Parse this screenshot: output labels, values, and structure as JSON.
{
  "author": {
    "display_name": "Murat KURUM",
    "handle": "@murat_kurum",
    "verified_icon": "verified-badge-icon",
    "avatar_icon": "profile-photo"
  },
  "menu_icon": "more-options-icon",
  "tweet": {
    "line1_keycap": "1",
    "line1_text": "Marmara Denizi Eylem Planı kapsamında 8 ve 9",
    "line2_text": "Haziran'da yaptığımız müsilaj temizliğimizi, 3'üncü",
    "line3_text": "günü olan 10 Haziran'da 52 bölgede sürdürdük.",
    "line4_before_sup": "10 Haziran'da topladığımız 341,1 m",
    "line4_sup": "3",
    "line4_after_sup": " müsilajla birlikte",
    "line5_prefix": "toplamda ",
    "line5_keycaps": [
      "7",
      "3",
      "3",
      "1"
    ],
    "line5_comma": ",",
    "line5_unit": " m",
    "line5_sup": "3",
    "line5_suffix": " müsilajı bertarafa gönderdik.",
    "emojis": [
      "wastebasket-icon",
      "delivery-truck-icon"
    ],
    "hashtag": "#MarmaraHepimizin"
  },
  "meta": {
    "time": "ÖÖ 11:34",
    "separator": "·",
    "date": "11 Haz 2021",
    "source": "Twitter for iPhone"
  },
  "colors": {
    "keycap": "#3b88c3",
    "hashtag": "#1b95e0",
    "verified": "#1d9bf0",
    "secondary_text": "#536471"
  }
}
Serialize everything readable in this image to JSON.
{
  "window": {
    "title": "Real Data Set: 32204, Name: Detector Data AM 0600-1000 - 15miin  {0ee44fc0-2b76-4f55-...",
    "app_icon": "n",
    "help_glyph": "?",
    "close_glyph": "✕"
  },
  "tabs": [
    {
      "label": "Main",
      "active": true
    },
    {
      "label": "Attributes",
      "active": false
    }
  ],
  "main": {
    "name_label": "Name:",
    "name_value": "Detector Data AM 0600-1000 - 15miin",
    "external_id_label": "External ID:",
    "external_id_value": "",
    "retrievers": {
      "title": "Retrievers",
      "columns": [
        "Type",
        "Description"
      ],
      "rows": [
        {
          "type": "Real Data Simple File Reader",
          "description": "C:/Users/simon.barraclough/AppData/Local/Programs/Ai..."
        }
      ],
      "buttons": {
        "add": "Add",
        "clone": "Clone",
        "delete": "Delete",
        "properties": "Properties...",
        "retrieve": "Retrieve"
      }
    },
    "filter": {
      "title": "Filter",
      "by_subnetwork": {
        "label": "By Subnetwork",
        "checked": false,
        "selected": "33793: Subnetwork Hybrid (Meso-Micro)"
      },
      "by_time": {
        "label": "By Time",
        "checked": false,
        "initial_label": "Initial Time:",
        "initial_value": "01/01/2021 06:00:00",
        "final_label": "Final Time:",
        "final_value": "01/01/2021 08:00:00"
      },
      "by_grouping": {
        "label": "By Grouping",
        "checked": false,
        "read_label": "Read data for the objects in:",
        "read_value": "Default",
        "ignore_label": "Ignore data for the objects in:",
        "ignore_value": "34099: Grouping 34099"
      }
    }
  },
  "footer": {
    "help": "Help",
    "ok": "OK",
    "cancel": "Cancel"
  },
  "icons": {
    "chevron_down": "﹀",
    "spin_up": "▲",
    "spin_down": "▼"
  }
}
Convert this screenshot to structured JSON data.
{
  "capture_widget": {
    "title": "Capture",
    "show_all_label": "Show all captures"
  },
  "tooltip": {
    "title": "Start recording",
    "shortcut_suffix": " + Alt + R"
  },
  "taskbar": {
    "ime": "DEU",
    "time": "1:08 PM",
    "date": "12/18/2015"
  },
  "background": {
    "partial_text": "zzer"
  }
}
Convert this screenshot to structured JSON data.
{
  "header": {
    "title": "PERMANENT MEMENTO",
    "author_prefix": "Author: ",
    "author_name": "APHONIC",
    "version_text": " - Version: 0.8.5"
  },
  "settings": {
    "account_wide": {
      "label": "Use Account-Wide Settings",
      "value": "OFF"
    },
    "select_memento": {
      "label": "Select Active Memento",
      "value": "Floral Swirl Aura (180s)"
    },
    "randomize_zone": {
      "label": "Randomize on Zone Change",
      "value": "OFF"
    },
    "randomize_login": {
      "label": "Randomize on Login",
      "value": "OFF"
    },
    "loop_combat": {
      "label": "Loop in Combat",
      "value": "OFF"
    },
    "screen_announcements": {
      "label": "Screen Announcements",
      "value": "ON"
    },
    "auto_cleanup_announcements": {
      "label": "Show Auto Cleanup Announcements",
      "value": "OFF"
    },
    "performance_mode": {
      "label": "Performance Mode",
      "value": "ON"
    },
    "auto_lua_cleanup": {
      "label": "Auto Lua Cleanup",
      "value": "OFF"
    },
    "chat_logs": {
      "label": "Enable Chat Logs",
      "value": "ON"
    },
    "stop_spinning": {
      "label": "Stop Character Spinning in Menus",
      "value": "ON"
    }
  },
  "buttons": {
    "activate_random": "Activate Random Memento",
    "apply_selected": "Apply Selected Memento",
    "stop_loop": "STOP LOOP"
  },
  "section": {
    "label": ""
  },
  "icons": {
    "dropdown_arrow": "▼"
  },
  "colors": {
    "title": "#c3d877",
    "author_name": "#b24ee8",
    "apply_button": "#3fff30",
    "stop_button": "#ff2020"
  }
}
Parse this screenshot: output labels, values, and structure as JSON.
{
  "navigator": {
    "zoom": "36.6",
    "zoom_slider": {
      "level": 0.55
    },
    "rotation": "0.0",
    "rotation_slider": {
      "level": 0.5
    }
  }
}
· · · ·
▸ PROBLEM TO SOLVE
Reproduce the entries above in full, verbatim.

▸ ANSWER TO THE PROBLEM
Parse this screenshot: output labels, values, and structure as JSON.
{
  "author": {
    "display_name": "Murat KURUM",
    "handle": "@murat_kurum",
    "verified_icon": "verified-badge-icon",
    "avatar_icon": "profile-photo"
  },
  "menu_icon": "more-options-icon",
  "tweet": {
    "line1_keycap": "1",
    "line1_text": "Marmara Denizi Eylem Planı kapsamında 8 ve 9",
    "line2_text": "Haziran'da yaptığımız müsilaj temizliğimizi, 3'üncü",
    "line3_text": "günü olan 10 Haziran'da 52 bölgede sürdürdük.",
    "line4_before_sup": "10 Haziran'da topladığımız 341,1 m",
    "line4_sup": "3",
    "line4_after_sup": " müsilajla birlikte",
    "line5_prefix": "toplamda ",
    "line5_keycaps": [
      "7",
      "3",
      "3",
      "1"
    ],
    "line5_comma": ",",
    "line5_unit": " m",
    "line5_sup": "3",
    "line5_suffix": " müsilajı bertarafa gönderdik.",
    "emojis": [
      "wastebasket-icon",
      "delivery-truck-icon"
    ],
    "hashtag": "#MarmaraHepimizin"
  },
  "meta": {
    "time": "ÖÖ 11:34",
    "separator": "·",
    "date": "11 Haz 2021",
    "source": "Twitter for iPhone"
  },
  "colors": {
    "keycap": "#3b88c3",
    "hashtag": "#1b95e0",
    "verified": "#1d9bf0",
    "secondary_text": "#536471"
  }
}
Serialize everything readable in this image to JSON.
{
  "window": {
    "title": "Real Data Set: 32204, Name: Detector Data AM 0600-1000 - 15miin  {0ee44fc0-2b76-4f55-...",
    "app_icon": "n",
    "help_glyph": "?",
    "close_glyph": "✕"
  },
  "tabs": [
    {
      "label": "Main",
      "active": true
    },
    {
      "label": "Attributes",
      "active": false
    }
  ],
  "main": {
    "name_label": "Name:",
    "name_value": "Detector Data AM 0600-1000 - 15miin",
    "external_id_label": "External ID:",
    "external_id_value": "",
    "retrievers": {
      "title": "Retrievers",
      "columns": [
        "Type",
        "Description"
      ],
      "rows": [
        {
          "type": "Real Data Simple File Reader",
          "description": "C:/Users/simon.barraclough/AppData/Local/Programs/Ai..."
        }
      ],
      "buttons": {
        "add": "Add",
        "clone": "Clone",
        "delete": "Delete",
        "properties": "Properties...",
        "retrieve": "Retrieve"
      }
    },
    "filter": {
      "title": "Filter",
      "by_subnetwork": {
        "label": "By Subnetwork",
        "checked": false,
        "selected": "33793: Subnetwork Hybrid (Meso-Micro)"
      },
      "by_time": {
        "label": "By Time",
        "checked": false,
        "initial_label": "Initial Time:",
        "initial_value": "01/01/2021 06:00:00",
        "final_label": "Final Time:",
        "final_value": "01/01/2021 08:00:00"
      },
      "by_grouping": {
        "label": "By Grouping",
        "checked": false,
        "read_label": "Read data for the objects in:",
        "read_value": "Default",
        "ignore_label": "Ignore data for the objects in:",
        "ignore_value": "34099: Grouping 34099"
      }
    }
  },
  "footer": {
    "help": "Help",
    "ok": "OK",
    "cancel": "Cancel"
  },
  "icons": {
    "chevron_down": "﹀",
    "spin_up": "▲",
    "spin_down": "▼"
  }
}
Convert this screenshot to structured JSON data.
{
  "capture_widget": {
    "title": "Capture",
    "show_all_label": "Show all captures"
  },
  "tooltip": {
    "title": "Start recording",
    "shortcut_suffix": " + Alt + R"
  },
  "taskbar": {
    "ime": "DEU",
    "time": "1:08 PM",
    "date": "12/18/2015"
  },
  "background": {
    "partial_text": "zzer"
  }
}
Convert this screenshot to structured JSON data.
{
  "header": {
    "title": "PERMANENT MEMENTO",
    "author_prefix": "Author: ",
    "author_name": "APHONIC",
    "version_text": " - Version: 0.8.5"
  },
  "settings": {
    "account_wide": {
      "label": "Use Account-Wide Settings",
      "value": "OFF"
    },
    "select_memento": {
      "label": "Select Active Memento",
      "value": "Floral Swirl Aura (180s)"
    },
    "randomize_zone": {
      "label": "Randomize on Zone Change",
      "value": "OFF"
    },
    "randomize_login": {
      "label": "Randomize on Login",
      "value": "OFF"
    },
    "loop_combat": {
      "label": "Loop in Combat",
      "value": "OFF"
    },
    "screen_announcements": {
      "label": "Screen Announcements",
      "value": "ON"
    },
    "auto_cleanup_announcements": {
      "label": "Show Auto Cleanup Announcements",
      "value": "OFF"
    },
    "performance_mode": {
      "label": "Performance Mode",
      "value": "ON"
    },
    "auto_lua_cleanup": {
      "label": "Auto Lua Cleanup",
      "value": "OFF"
    },
    "chat_logs": {
      "label": "Enable Chat Logs",
      "value": "ON"
    },
    "stop_spinning": {
      "label": "Stop Character Spinning in Menus",
      "value": "ON"
    }
  },
  "buttons": {
    "activate_random": "Activate Random Memento",
    "apply_selected": "Apply Selected Memento",
    "stop_loop": "STOP LOOP"
  },
  "section": {
    "label": ""
  },
  "icons": {
    "dropdown_arrow": "▼"
  },
  "colors": {
    "title": "#c3d877",
    "author_name": "#b24ee8",
    "apply_button": "#3fff30",
    "stop_button": "#ff2020"
  }
}
Parse this screenshot: output labels, values, and structure as JSON.
{
  "navigator": {
    "zoom": "36.6",
    "zoom_slider": {
      "level": 0.55
    },
    "rotation": "0.0",
    "rotation_slider": {
      "level": 0.5
    }
  }
}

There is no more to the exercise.